* _STATED GOAL_: Type out all the records word for word. Any pictures are to be left out.

* _SUPPLIED RECORDS_:
◇ ◇ ◇ ◇ ◇ ◇ ◇

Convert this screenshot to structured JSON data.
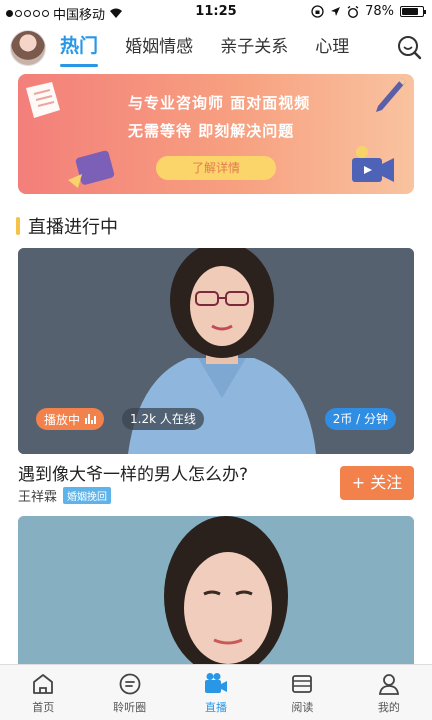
{
  "status_bar": {
    "carrier": "中国移动",
    "time": "11:25",
    "battery": "78%",
    "battery_level": 0.78
  },
  "header": {
    "tabs": [
      "热门",
      "婚姻情感",
      "亲子关系",
      "心理"
    ],
    "active_tab": 0,
    "search_icon": "search-icon"
  },
  "banner": {
    "line1": "与专业咨询师  面对面视频",
    "line2": "无需等待  即刻解决问题",
    "button": "了解详情"
  },
  "section": {
    "title": "直播进行中"
  },
  "live": {
    "status": "播放中",
    "viewers": "1.2k 人在线",
    "price": "2币 / 分钟",
    "title": "遇到像大爷一样的男人怎么办?",
    "host": "王祥霖",
    "tag": "婚姻挽回",
    "follow": "+ 关注"
  },
  "bottom_nav": [
    {
      "label": "首页",
      "icon": "home-icon"
    },
    {
      "label": "聆听圈",
      "icon": "chat-icon"
    },
    {
      "label": "直播",
      "icon": "camera-icon"
    },
    {
      "label": "阅读",
      "icon": "book-icon"
    },
    {
      "label": "我的",
      "icon": "profile-icon"
    }
  ],
  "colors": {
    "accent": "#2a97e6",
    "orange": "#f2814b",
    "section_bar": "#f6c34a"
  }
}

◇ ◇ ◇ ◇ ◇ ◇ ◇

* _CORRECT OUTPUT_:
Convert this screenshot to structured JSON data.
{
  "status_bar": {
    "carrier": "中国移动",
    "time": "11:25",
    "battery": "78%",
    "battery_level": 0.78
  },
  "header": {
    "tabs": [
      "热门",
      "婚姻情感",
      "亲子关系",
      "心理"
    ],
    "active_tab": 0,
    "search_icon": "search-icon"
  },
  "banner": {
    "line1": "与专业咨询师  面对面视频",
    "line2": "无需等待  即刻解决问题",
    "button": "了解详情"
  },
  "section": {
    "title": "直播进行中"
  },
  "live": {
    "status": "播放中",
    "viewers": "1.2k 人在线",
    "price": "2币 / 分钟",
    "title": "遇到像大爷一样的男人怎么办?",
    "host": "王祥霖",
    "tag": "婚姻挽回",
    "follow": "+ 关注"
  },
  "bottom_nav": [
    {
      "label": "首页",
      "icon": "home-icon"
    },
    {
      "label": "聆听圈",
      "icon": "chat-icon"
    },
    {
      "label": "直播",
      "icon": "camera-icon"
    },
    {
      "label": "阅读",
      "icon": "book-icon"
    },
    {
      "label": "我的",
      "icon": "profile-icon"
    }
  ],
  "colors": {
    "accent": "#2a97e6",
    "orange": "#f2814b",
    "section_bar": "#f6c34a"
  }
}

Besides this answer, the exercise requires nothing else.